> [Source text]

Women's Bones Depend On Vitamin D
What is Vitamin D?
Vitamin D is an extremely important vitamin. It exists in several forms, some of which are more absorbable than others.
Why is Vitamin D important?
- Vitamin D is extremely important because of its relationship with calcium. Vitamin D signals the intestines to increase the absorption of calcium and phosphorous. It also works to maintain healthy levels of calcium in the blood.
- This means that vitamin D is essential for strong bones. Without vitamin D, the body will not have enough calcium to keep bones healthy.
- Vitamin D also helps keep the immune system healthy and helps with cell growth.
What happens when there is not enough vitamin D or calcium?
- Without healthy levels of vitamin D and calcium, the bones become weak, brittle, and prone to breakage. Deformities or thin bones may also result from deficiency of either of these vitamins.
- Children who do not get enough vitamin D may develop rickets. Adults who are vitamin D deficient sometimes get osteomalacia. Osteomalacia results in muscle weakness and weak bones.

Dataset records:
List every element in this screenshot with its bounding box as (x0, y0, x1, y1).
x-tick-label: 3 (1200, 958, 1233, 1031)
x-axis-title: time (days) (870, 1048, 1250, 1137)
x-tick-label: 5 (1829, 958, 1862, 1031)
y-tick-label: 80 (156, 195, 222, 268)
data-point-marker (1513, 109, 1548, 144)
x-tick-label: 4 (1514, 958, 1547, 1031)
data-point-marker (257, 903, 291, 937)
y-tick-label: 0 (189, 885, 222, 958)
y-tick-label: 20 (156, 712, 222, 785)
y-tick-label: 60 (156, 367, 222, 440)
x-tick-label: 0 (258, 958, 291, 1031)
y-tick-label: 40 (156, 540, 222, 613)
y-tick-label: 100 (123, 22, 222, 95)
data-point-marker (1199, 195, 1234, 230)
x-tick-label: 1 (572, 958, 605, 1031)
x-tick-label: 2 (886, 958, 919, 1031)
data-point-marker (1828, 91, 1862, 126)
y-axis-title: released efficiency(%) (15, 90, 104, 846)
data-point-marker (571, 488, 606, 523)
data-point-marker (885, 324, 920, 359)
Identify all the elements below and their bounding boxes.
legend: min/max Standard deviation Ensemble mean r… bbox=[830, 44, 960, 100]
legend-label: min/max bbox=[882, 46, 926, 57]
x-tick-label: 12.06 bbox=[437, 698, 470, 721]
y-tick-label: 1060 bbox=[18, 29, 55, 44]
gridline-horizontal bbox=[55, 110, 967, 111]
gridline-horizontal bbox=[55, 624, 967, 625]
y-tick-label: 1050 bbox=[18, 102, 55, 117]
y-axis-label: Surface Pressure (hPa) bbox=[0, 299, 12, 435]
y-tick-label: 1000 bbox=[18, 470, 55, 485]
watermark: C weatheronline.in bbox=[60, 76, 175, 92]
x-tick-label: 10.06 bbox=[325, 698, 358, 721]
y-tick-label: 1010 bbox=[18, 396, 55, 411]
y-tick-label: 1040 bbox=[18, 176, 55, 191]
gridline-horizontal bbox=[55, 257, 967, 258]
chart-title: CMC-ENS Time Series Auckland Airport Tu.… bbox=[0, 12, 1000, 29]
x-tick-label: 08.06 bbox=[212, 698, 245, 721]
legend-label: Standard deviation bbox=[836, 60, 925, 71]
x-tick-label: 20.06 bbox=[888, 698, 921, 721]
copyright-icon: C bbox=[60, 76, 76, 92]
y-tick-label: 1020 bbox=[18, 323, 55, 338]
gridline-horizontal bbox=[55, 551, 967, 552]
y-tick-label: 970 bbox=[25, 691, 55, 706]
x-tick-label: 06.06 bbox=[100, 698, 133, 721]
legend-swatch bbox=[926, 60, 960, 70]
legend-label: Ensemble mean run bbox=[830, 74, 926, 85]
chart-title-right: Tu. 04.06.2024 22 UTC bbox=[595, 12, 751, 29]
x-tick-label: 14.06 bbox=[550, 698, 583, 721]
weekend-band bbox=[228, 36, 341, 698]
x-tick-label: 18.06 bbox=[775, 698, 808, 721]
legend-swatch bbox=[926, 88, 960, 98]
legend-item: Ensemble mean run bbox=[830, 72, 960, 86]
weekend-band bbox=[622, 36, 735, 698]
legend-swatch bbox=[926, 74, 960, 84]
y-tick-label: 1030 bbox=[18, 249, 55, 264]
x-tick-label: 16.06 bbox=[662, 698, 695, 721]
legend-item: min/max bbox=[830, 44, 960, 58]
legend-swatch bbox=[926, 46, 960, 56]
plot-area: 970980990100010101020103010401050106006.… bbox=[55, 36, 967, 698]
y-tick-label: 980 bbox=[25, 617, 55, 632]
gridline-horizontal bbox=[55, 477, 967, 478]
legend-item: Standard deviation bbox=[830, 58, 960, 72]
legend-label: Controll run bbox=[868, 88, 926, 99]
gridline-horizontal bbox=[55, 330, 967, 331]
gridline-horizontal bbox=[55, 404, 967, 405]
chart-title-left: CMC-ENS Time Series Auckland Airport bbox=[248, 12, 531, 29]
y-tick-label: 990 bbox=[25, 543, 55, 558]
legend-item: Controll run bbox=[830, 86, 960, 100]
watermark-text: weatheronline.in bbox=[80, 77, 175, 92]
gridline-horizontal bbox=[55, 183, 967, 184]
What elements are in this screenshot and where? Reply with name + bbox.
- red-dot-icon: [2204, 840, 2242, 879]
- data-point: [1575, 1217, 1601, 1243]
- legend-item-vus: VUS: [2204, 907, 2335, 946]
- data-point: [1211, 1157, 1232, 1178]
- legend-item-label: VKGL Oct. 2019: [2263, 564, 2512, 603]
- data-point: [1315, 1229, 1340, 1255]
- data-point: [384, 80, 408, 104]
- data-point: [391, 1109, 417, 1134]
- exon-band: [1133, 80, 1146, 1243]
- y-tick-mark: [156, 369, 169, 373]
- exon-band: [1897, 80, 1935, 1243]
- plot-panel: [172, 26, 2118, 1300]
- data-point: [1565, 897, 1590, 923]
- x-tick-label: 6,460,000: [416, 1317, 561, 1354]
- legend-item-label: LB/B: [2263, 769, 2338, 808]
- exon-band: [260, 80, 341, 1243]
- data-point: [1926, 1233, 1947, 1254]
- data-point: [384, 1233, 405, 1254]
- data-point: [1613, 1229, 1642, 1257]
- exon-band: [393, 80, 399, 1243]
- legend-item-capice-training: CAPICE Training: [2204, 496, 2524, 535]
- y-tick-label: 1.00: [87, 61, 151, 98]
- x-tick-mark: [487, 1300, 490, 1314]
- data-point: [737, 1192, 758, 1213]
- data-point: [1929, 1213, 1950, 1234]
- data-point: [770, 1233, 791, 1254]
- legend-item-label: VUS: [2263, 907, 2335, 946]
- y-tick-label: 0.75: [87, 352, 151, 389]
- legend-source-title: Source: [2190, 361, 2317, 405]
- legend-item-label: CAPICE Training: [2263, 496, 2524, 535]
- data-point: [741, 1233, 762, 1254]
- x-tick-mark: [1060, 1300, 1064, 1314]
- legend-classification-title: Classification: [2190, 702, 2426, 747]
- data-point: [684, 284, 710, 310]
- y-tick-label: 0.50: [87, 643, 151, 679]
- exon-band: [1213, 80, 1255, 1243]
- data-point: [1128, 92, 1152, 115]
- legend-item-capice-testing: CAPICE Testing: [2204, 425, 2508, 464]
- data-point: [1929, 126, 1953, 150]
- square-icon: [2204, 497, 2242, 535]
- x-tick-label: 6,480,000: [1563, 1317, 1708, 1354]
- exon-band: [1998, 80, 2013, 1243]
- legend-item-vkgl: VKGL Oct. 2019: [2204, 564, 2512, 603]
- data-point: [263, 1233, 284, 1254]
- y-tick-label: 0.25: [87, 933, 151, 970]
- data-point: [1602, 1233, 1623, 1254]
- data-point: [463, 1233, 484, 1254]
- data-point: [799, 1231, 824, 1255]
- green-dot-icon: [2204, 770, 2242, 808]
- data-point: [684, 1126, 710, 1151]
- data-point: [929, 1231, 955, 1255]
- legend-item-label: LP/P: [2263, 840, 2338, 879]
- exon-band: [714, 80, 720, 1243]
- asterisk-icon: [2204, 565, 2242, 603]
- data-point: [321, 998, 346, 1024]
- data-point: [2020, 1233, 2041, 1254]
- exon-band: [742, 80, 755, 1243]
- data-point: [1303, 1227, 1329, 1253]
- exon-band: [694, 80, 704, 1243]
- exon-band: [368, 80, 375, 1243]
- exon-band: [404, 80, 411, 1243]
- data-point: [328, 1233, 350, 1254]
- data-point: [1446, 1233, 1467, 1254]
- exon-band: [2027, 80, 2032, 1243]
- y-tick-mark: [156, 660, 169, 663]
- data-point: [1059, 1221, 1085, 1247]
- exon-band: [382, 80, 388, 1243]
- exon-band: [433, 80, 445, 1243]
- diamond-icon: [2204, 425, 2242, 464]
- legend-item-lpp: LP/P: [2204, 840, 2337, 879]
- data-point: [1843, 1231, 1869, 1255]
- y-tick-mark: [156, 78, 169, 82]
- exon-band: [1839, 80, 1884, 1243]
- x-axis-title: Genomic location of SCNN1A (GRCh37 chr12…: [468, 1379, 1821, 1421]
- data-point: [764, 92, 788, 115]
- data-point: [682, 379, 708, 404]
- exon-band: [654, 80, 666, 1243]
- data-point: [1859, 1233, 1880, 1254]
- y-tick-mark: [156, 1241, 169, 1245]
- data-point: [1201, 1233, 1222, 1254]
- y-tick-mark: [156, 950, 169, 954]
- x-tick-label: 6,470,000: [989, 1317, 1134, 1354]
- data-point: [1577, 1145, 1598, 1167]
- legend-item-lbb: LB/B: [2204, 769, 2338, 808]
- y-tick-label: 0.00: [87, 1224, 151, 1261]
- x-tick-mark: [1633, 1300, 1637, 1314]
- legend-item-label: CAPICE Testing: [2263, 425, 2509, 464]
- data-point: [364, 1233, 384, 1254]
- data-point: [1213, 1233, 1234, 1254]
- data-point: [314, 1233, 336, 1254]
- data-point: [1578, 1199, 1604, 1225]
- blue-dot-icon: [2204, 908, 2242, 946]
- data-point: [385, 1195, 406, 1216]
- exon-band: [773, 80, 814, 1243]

> [To do]
Decide whether each statement agrees with the text on vitamin D: (a) Vitamin D prompts the intestines to absorb more calcium and phosphorous. (b) Children who lack vitamin D may develop osteomalacia. (c) Vitamin D helps with cell growth. Answer yes or no for each, quoting the words from the text that settle it.

> [Output below]
(a) Yes: "Vitamin D signals the intestines to increase the absorption of calcium and phosphorous."
(b) No: "Children who do not get enough vitamin D may develop rickets."
(c) Yes: "Vitamin D also helps keep the immune system healthy and helps with cell growth."